-- Fragmento citado --
**********
Un nuevo golpe a la credibilidad institucional estalló este lunes con el anuncio de la Fiscalía General de la Nación sobre la imputación de cargos en un caso que mezcla poder, educación superior y presuntas maniobras irregulares para obtener títulos profesionales.
La exfuncionaria Juliana Guerrero, quien llegó a ocupar el cargo de viceministra de Juventudes, y Luis Carlos Gutiérrez, secretario de la Fundación San José, quedaron formalmente vinculados a un proceso penal por supuestas anomalías en la expedición de documentos académicos en la Fundación Universitaria San José.
El ente investigador informó que avanzará con la solicitud de una medida de aseguramiento consistente en detención domiciliaria para ambos, al considerar que existen elementos suficientes para imputarles los delitos de fraude procesal y falsedad ideológica en documento público. La decisión final quedará en manos de un juez de control de garantías.
Hubo controversia nacional
La controversia estalló luego de que salieran a la luz cuestionamientos sobre los títulos que Guerrero presentó al momento de asumir funciones en el Ministerio de la Igualdad, lo que encendió las alarmas dentro de los organismos de control y derivó en una investigación penal de alto perfil.
**********
-- Datos proporcionados --
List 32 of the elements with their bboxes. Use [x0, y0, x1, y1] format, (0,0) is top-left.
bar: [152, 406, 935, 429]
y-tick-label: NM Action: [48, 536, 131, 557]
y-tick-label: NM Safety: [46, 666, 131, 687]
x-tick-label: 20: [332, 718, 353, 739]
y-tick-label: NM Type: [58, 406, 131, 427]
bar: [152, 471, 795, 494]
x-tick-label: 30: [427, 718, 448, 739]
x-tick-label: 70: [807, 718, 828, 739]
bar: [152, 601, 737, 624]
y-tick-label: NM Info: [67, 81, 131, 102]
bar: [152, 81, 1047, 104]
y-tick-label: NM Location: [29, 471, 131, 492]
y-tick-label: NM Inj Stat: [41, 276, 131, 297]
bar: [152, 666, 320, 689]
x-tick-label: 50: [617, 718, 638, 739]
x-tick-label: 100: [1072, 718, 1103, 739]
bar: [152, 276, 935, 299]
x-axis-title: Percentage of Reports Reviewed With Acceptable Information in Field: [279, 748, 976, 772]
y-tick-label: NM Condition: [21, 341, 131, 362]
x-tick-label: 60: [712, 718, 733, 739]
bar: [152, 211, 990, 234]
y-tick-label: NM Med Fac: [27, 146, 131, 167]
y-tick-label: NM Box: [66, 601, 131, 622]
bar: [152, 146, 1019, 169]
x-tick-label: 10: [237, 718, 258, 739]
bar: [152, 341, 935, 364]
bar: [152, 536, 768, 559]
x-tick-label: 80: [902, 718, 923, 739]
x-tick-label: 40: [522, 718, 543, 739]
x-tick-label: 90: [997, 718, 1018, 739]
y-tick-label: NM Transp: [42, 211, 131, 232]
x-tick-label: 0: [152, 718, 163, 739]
**********
-- Preguntas de estudio --
• A. Según el fragmento citado, ¿qué medida de aseguramiento solicitará la Fiscalía para Juliana Guerrero y Luis Carlos Gutiérrez?
• B. Traduce al inglés esta oración del fragmento citado: "La decisión final quedará en manos de un juez de control de garantías."
• C. Continúa la noticia sobre la imputación de cargos a Juliana Guerrero desde donde termina el fragmento citado.

-- Respuestas numeradas --
• A. Detención domiciliaria.

• B. The final decision will rest with a judge of guarantees control.

• C.
De acuerdo con la Fiscalía, el caso no se limita a una actuación individual, sino que apunta a un presunto entramado dentro de la institución universitaria que habría permitido la emisión de certificaciones académicas sin ajustarse a los procedimientos exigidos por la ley.
El proceso judicial apenas comienza, pero ya genera fuertes repercusiones políticas y mediáticas, al poner bajo la lupa los filtros de verificación de hojas de vida en altos cargos del Estado y el papel de algunas entidades educativas privadas. Mientras avanza el expediente, los imputados deberán enfrentar la justicia en medio de un escándalo que sigue creciendo.